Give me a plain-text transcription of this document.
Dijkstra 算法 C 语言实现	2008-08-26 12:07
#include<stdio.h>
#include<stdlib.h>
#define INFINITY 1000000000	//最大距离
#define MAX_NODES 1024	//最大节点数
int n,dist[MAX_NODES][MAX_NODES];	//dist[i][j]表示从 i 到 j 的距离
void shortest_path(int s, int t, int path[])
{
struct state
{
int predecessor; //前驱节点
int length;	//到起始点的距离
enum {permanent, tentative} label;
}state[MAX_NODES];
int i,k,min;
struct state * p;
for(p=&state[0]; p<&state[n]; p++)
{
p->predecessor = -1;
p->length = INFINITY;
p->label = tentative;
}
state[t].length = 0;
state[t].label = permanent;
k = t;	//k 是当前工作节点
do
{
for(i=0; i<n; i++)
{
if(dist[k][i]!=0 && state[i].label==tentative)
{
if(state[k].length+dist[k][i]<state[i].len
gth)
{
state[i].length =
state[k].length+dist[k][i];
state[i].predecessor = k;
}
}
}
== == ==
**EXERCISE OBJECTIVE**
Pull out each line of the listing that holds the string "length".

**SOLUTION FOR THIS PROBLEM**
int length;	//到起始点的距离
p->length = INFINITY;
state[t].length = 0;
if(state[k].length+dist[k][i]<state[i].len
state[i].length =
state[k].length+dist[k][i];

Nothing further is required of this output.